EXERCISE >>
Pick out every line that holds the string "REBECCA" and copy it.

Data records >>

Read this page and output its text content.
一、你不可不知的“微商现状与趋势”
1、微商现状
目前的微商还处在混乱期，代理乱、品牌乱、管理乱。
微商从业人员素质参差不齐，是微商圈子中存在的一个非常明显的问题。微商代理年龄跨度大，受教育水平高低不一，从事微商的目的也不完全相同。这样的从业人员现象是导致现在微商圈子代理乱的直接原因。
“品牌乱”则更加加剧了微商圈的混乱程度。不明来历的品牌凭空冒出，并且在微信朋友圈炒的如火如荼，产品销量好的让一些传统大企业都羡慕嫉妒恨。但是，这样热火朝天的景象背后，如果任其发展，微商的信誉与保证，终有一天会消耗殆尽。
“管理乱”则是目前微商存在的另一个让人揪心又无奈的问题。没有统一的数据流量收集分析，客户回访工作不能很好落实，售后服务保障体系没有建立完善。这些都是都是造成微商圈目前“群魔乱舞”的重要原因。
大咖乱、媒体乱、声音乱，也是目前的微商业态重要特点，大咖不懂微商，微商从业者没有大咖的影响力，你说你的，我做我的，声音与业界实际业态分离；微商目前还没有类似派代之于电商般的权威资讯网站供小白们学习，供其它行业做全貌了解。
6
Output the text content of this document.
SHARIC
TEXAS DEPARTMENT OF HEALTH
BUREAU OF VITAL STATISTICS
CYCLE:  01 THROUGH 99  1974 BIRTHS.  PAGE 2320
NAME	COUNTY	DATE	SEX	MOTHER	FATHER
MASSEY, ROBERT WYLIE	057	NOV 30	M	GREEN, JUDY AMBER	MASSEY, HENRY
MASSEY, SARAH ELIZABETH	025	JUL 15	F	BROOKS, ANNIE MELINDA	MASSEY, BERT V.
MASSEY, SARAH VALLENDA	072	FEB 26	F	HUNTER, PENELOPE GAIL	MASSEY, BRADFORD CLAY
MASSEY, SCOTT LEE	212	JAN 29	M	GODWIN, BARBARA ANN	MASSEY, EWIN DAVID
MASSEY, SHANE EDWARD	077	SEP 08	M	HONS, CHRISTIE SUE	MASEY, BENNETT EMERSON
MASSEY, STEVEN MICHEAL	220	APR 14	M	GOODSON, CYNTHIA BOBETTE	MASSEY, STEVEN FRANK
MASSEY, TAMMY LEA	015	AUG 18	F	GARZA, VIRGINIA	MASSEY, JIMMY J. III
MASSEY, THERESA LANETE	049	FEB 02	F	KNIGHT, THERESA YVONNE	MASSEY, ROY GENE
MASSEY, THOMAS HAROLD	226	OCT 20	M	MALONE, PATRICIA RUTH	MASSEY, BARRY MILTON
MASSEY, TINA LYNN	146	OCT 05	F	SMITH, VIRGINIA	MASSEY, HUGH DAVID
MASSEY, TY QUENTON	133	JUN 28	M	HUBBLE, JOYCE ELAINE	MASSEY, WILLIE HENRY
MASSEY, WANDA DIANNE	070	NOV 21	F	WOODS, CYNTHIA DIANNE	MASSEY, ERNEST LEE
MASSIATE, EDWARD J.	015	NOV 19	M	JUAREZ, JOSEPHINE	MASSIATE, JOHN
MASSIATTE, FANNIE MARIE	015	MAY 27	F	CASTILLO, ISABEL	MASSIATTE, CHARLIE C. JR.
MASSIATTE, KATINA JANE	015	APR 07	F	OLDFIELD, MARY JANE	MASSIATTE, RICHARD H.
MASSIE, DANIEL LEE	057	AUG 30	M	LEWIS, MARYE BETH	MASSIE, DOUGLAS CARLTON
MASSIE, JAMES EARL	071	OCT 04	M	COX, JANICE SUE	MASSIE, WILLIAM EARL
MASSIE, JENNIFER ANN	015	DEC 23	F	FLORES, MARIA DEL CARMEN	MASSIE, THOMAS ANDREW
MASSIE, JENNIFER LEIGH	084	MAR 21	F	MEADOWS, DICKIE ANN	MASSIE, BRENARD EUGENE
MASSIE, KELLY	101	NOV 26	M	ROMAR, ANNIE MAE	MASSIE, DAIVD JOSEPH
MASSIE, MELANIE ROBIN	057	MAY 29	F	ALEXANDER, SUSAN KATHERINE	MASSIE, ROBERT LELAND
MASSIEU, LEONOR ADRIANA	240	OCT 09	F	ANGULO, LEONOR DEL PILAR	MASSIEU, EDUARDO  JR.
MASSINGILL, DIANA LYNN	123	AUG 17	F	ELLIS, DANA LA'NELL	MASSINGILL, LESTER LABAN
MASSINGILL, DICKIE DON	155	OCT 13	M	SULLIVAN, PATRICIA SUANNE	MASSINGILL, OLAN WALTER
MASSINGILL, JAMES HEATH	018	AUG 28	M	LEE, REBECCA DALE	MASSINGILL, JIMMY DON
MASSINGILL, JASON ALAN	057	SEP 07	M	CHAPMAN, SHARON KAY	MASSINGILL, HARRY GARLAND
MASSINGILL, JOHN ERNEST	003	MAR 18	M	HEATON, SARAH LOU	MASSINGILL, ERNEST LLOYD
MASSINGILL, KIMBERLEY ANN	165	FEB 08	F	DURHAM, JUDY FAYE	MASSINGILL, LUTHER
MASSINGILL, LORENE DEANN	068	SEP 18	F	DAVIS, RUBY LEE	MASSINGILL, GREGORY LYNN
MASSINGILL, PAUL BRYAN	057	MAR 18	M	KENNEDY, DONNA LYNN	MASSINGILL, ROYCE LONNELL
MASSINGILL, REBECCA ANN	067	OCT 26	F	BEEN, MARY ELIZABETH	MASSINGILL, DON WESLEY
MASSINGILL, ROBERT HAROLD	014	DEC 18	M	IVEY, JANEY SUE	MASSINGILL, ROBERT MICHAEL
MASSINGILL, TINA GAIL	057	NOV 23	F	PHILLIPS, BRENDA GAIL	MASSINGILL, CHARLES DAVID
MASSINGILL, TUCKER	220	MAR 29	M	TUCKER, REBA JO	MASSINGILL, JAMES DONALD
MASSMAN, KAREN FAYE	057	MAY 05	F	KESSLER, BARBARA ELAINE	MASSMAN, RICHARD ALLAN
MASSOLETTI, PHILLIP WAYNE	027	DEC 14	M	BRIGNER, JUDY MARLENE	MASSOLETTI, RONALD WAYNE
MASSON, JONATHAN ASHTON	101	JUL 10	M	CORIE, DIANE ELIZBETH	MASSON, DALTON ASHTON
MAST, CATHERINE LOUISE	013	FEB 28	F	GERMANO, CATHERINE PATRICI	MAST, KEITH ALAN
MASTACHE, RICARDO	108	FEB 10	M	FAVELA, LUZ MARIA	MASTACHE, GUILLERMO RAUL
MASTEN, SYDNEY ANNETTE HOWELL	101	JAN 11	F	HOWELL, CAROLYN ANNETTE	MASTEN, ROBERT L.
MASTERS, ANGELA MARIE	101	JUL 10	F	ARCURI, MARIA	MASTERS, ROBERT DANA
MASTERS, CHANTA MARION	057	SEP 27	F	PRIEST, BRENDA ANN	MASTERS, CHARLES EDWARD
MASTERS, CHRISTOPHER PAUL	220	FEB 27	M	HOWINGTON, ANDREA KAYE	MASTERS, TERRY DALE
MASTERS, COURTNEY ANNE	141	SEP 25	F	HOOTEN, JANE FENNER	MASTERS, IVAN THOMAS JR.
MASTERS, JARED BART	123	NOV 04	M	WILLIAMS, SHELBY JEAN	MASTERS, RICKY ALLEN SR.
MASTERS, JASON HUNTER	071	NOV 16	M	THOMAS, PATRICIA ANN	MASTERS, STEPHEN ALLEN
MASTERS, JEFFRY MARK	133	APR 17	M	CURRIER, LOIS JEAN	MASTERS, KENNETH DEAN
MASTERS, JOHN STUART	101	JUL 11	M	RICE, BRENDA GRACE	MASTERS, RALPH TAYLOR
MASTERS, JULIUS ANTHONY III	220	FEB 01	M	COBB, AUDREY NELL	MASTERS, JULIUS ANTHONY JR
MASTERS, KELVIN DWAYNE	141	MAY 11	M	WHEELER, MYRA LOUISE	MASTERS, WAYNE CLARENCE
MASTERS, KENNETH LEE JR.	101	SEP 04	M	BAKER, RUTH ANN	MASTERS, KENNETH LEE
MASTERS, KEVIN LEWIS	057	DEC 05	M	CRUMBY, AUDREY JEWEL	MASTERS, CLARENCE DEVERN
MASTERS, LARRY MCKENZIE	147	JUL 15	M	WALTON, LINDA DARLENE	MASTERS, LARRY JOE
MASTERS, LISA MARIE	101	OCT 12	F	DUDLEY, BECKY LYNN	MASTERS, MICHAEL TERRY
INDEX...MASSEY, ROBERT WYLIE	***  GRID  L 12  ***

OUTPUT BELOW >>
MASSINGILL, JAMES HEATH	018	AUG 28	M	LEE, REBECCA DALE	MASSINGILL, JIMMY DON
MASSINGILL, REBECCA ANN	067	OCT 26	F	BEEN, MARY ELIZABETH	MASSINGILL, DON WESLEY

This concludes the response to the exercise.